Entries with figure data:
___

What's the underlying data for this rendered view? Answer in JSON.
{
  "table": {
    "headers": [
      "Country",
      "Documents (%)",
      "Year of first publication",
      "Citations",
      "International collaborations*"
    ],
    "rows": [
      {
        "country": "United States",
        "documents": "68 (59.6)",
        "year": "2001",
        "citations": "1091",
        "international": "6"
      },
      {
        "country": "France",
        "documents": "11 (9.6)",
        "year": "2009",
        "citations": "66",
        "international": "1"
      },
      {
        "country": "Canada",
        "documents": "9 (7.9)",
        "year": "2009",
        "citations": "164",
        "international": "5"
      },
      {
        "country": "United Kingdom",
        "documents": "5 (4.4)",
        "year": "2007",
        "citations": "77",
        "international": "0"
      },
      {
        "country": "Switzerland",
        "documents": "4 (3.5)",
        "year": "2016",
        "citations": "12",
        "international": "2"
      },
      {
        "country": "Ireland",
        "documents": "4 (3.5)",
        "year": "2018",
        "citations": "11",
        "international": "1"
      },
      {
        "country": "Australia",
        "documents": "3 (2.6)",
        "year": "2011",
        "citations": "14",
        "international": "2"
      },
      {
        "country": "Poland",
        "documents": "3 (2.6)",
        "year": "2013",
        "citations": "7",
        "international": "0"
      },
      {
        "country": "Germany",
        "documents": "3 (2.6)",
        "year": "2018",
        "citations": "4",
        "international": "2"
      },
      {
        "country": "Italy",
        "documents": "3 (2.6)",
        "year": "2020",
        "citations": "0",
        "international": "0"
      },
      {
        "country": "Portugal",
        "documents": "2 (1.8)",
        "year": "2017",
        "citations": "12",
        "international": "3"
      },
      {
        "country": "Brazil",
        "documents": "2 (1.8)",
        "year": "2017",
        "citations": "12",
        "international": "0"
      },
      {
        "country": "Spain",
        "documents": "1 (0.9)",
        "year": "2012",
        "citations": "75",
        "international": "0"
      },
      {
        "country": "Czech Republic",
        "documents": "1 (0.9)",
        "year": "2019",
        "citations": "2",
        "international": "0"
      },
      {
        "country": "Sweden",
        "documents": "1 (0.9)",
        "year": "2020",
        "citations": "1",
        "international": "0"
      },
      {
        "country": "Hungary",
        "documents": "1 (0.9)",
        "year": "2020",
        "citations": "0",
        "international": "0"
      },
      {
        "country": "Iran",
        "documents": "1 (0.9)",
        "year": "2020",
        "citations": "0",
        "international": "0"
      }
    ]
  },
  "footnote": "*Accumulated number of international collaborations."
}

___

Stated exercise: Give the number of lines in the entries that include the string "United", and nothing more.

Exercise output: 2